:: Dataset content ::

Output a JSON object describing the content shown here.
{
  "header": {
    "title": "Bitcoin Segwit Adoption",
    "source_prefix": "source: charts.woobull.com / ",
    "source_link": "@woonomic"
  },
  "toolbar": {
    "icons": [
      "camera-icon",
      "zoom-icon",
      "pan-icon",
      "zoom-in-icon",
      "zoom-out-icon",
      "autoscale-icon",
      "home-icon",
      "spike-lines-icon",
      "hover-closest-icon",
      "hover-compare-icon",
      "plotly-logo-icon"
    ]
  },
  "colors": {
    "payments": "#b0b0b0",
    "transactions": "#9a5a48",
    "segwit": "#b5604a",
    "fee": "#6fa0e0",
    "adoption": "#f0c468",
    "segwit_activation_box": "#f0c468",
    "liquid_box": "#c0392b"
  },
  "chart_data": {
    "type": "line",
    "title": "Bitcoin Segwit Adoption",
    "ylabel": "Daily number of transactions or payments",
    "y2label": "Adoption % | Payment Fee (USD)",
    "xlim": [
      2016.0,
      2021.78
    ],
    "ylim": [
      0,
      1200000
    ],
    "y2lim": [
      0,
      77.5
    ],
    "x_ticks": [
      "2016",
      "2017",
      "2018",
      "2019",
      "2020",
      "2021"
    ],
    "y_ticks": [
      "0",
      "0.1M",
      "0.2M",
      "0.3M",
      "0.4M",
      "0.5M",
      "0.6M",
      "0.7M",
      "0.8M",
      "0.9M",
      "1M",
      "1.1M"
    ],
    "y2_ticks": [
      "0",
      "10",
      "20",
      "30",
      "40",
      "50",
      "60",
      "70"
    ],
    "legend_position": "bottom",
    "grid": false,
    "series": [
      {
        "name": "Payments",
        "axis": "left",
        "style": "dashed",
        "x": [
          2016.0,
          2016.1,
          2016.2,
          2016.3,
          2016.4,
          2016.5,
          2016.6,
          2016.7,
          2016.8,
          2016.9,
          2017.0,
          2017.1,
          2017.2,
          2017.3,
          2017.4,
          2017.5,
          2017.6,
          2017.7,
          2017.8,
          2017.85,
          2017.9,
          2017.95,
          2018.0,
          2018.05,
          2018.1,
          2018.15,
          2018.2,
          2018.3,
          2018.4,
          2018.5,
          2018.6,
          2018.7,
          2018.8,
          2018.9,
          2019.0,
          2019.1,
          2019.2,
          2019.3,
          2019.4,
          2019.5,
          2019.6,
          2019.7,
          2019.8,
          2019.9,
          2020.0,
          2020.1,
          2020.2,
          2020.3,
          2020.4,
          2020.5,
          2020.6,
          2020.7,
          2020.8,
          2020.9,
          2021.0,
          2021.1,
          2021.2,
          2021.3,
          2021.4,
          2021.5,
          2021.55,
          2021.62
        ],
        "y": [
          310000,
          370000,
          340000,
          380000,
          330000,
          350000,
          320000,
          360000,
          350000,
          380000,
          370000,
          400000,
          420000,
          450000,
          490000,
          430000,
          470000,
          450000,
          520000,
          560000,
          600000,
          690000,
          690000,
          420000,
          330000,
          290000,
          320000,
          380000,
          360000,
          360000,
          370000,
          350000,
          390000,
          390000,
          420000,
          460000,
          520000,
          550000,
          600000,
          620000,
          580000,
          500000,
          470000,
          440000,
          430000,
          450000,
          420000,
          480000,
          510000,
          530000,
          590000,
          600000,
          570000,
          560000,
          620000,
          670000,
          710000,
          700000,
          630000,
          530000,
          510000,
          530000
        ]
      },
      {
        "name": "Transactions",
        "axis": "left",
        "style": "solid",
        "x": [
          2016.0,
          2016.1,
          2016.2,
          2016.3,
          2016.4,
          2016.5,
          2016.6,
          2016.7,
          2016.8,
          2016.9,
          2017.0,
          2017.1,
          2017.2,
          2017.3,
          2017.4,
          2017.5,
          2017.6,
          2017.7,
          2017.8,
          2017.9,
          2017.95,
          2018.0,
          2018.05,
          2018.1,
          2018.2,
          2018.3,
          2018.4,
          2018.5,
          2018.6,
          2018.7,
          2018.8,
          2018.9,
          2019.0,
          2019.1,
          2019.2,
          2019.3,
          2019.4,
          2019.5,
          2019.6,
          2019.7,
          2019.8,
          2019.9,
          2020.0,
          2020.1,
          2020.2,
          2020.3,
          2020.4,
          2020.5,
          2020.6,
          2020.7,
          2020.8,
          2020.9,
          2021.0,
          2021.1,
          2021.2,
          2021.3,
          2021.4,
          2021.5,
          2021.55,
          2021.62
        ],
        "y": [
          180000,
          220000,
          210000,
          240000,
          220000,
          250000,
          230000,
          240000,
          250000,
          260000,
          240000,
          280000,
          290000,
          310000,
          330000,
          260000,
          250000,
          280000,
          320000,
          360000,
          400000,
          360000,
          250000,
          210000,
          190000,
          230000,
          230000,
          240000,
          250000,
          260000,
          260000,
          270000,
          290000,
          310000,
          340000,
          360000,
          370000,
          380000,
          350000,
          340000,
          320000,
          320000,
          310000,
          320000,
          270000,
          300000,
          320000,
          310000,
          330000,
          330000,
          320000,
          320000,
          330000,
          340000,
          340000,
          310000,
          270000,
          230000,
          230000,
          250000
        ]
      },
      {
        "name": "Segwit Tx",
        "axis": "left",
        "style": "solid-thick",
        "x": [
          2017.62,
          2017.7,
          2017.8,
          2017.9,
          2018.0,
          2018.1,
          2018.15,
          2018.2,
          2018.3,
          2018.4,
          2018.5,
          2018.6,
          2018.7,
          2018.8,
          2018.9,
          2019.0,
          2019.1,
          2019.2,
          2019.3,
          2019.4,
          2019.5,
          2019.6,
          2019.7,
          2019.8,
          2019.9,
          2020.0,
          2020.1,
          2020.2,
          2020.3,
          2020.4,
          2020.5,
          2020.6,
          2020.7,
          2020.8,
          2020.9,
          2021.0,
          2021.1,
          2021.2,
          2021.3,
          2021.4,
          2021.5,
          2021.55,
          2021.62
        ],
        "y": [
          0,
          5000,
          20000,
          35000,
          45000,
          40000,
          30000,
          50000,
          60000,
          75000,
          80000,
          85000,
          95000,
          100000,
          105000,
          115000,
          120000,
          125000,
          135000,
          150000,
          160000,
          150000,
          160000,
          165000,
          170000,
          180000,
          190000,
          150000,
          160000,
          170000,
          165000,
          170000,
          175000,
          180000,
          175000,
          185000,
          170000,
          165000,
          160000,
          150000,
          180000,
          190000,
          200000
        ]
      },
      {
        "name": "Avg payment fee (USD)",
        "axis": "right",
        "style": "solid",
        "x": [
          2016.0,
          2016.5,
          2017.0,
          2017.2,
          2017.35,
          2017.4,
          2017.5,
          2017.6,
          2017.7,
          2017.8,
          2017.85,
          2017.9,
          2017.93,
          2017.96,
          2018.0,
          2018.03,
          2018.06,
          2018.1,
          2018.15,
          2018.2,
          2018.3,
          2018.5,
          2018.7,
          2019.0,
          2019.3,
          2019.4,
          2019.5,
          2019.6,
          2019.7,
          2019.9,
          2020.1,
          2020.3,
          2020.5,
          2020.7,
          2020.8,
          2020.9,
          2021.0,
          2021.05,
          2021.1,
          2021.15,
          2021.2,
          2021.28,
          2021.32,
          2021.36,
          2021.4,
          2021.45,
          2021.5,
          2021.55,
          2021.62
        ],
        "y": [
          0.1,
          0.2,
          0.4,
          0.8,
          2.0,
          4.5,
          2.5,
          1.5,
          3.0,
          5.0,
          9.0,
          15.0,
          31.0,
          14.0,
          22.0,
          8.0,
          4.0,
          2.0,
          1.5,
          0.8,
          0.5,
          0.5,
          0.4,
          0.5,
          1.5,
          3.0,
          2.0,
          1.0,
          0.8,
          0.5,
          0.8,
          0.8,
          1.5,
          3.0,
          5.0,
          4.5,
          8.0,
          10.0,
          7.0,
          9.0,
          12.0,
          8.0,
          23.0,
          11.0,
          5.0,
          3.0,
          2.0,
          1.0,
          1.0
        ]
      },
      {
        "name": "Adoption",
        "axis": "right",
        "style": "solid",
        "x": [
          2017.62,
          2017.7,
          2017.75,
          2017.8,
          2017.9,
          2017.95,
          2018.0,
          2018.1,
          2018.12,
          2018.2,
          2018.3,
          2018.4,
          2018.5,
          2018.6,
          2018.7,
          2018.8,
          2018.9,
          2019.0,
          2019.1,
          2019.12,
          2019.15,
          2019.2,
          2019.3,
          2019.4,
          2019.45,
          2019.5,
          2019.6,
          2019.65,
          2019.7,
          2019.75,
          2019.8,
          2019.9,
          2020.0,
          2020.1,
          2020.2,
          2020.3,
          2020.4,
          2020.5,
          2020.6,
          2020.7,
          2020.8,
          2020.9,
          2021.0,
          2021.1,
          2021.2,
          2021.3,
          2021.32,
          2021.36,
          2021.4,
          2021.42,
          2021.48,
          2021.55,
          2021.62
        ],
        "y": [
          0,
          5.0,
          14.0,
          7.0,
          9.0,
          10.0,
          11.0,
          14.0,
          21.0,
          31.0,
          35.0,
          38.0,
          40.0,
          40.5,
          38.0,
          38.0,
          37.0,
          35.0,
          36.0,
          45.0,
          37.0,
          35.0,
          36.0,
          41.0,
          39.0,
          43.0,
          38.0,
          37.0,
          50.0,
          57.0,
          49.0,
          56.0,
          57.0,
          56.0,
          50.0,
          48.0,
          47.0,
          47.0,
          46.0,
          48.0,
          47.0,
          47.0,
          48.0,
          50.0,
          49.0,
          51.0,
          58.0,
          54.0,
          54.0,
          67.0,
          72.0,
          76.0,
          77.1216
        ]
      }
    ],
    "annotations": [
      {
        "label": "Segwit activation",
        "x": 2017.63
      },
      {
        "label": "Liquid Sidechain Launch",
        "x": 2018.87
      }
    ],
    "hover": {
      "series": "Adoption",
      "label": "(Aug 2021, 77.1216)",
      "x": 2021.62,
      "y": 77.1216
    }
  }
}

:::

Requirement: Of the lines above, how many contain the word "name"? Provide the number and nothing else.

Solution to this problem: 5